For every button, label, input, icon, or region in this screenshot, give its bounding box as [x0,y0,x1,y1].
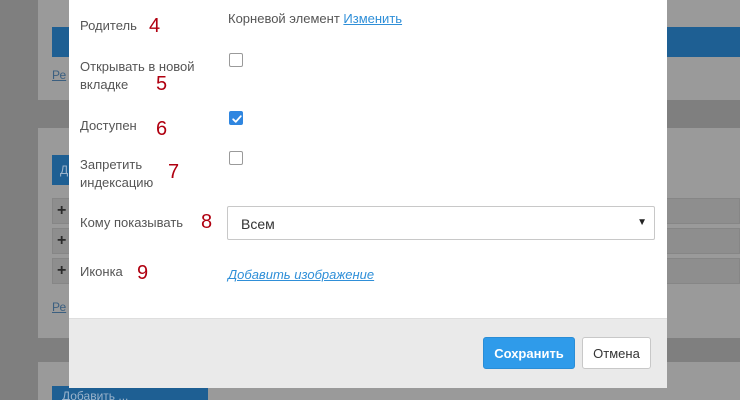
cancel-button[interactable]: Отмена [582,337,651,369]
parent-label: Родитель [80,18,137,33]
open-new-tab-label-line1: Открывать в новой [80,59,195,74]
caret-down-icon: ▼ [637,217,647,228]
icon-label: Иконка [80,264,123,279]
background-plus-icon-2: + [57,232,67,249]
menu-item-edit-modal: Родитель 4 Корневой элемент Изменить Отк… [69,0,667,388]
open-new-tab-checkbox[interactable] [229,53,243,67]
parent-value-text: Корневой элемент [228,11,340,26]
parent-value: Корневой элемент Изменить [228,10,402,28]
add-image-link[interactable]: Добавить изображение [228,266,374,284]
open-new-tab-label: Открывать в новой вкладке [80,58,195,94]
marker-7: 7 [168,161,180,183]
background-plus-icon-1: + [57,202,67,219]
checkmark-icon [232,115,242,123]
show-to-select[interactable]: Всем ▼ [227,206,655,240]
show-to-label: Кому показывать [80,215,184,230]
noindex-checkbox[interactable] [229,151,243,165]
modal-footer [69,318,667,388]
marker-8: 8 [201,211,213,233]
marker-6: 6 [156,118,168,140]
noindex-label: Запретить индексацию [80,156,153,192]
noindex-label-line1: Запретить [80,157,143,172]
noindex-label-line2: индексацию [80,175,154,190]
save-button[interactable]: Сохранить [483,337,575,369]
background-link-2: Ре [52,300,67,314]
background-button-bottom-label: Добавить ... [62,389,129,400]
open-new-tab-label-line2: вкладке [80,77,129,92]
marker-5: 5 [156,73,168,95]
marker-4: 4 [149,15,161,37]
background-link-1: Ре [52,68,67,82]
available-checkbox[interactable] [229,111,243,125]
available-label: Доступен [80,118,137,133]
show-to-selected-value: Всем [241,216,275,232]
parent-change-link[interactable]: Изменить [343,11,402,26]
marker-9: 9 [137,262,149,284]
background-plus-icon-3: + [57,262,67,279]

WHAT IS BEING ASKED
Reproduce every row above verbatim, omitting the picture.

REPLY TO THE TASK
For every button, label, input, icon, or region in this screenshot, give its bounding box as [x0,y0,x1,y1].
cancel-button[interactable]: Отмена [582,337,651,369]
parent-label: Родитель [80,18,137,33]
open-new-tab-label-line1: Открывать в новой [80,59,195,74]
caret-down-icon: ▼ [637,217,647,228]
icon-label: Иконка [80,264,123,279]
background-plus-icon-2: + [57,232,67,249]
menu-item-edit-modal: Родитель 4 Корневой элемент Изменить Отк… [69,0,667,388]
open-new-tab-checkbox[interactable] [229,53,243,67]
parent-value-text: Корневой элемент [228,11,340,26]
parent-value: Корневой элемент Изменить [228,10,402,28]
add-image-link[interactable]: Добавить изображение [228,266,374,284]
open-new-tab-label: Открывать в новой вкладке [80,58,195,94]
marker-7: 7 [168,161,180,183]
background-plus-icon-1: + [57,202,67,219]
checkmark-icon [232,115,242,123]
show-to-select[interactable]: Всем ▼ [227,206,655,240]
show-to-label: Кому показывать [80,215,184,230]
noindex-checkbox[interactable] [229,151,243,165]
modal-footer [69,318,667,388]
marker-8: 8 [201,211,213,233]
marker-6: 6 [156,118,168,140]
noindex-label: Запретить индексацию [80,156,153,192]
noindex-label-line1: Запретить [80,157,143,172]
noindex-label-line2: индексацию [80,175,154,190]
save-button[interactable]: Сохранить [483,337,575,369]
background-link-2: Ре [52,300,67,314]
background-button-bottom-label: Добавить ... [62,389,129,400]
open-new-tab-label-line2: вкладке [80,77,129,92]
marker-5: 5 [156,73,168,95]
marker-4: 4 [149,15,161,37]
background-link-1: Ре [52,68,67,82]
available-checkbox[interactable] [229,111,243,125]
available-label: Доступен [80,118,137,133]
show-to-selected-value: Всем [241,216,275,232]
parent-change-link[interactable]: Изменить [343,11,402,26]
marker-9: 9 [137,262,149,284]
background-plus-icon-3: + [57,262,67,279]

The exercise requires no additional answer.